--- begin DATASET ENTRIES ---
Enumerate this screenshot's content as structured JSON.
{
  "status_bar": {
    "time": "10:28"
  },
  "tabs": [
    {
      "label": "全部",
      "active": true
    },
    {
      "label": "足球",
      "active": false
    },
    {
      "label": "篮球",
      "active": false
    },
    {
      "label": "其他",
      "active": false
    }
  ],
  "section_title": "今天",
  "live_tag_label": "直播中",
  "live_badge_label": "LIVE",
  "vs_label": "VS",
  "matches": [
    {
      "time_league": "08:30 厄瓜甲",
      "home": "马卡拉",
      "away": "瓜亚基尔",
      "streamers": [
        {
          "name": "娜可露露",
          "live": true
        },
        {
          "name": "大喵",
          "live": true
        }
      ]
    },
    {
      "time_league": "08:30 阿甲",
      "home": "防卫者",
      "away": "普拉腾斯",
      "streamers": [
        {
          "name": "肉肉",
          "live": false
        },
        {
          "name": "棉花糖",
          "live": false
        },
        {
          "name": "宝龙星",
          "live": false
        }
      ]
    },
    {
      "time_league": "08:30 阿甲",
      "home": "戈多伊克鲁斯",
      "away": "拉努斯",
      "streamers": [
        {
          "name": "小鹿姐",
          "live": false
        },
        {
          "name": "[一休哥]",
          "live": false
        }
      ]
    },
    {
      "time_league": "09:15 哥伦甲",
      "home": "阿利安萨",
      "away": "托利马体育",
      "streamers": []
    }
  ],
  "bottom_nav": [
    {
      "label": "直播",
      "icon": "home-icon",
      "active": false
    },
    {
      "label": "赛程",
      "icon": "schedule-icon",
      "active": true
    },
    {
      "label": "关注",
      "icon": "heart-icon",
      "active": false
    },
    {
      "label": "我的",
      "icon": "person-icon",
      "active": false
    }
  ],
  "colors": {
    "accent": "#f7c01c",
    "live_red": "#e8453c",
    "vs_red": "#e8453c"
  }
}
--- end DATASET ENTRIES ---
--- begin DATASET ENTRIES ---
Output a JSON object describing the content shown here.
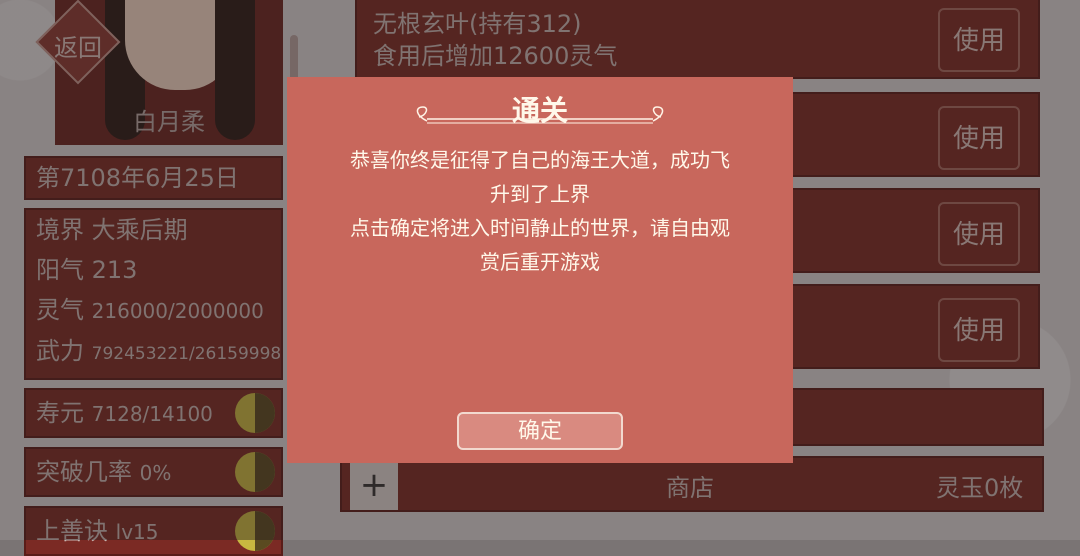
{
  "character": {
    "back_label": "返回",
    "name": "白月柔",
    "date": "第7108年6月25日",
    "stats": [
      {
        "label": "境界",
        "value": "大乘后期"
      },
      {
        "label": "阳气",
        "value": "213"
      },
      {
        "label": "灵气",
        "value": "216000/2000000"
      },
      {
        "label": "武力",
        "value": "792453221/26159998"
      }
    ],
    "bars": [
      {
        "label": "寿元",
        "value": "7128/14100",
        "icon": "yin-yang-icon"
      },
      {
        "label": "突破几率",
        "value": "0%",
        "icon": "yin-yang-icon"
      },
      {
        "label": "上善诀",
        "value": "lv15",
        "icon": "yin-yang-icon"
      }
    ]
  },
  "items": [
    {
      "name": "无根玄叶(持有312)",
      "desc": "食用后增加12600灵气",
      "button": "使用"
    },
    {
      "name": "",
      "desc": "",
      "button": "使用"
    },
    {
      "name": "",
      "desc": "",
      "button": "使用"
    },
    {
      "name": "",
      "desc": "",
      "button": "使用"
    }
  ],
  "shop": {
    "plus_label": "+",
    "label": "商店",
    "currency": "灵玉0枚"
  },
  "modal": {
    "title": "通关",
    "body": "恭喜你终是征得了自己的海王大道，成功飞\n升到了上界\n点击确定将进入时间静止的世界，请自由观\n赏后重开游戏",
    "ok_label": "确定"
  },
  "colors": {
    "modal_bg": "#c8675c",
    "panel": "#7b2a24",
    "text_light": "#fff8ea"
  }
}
--- end DATASET ENTRIES ---
TASK BRIEF → Pull every line holding "away" out of the records.

RESPONSE BELOW →
      "away": "瓜亚基尔",
      "away": "普拉腾斯",
      "away": "拉努斯",
      "away": "托利马体育",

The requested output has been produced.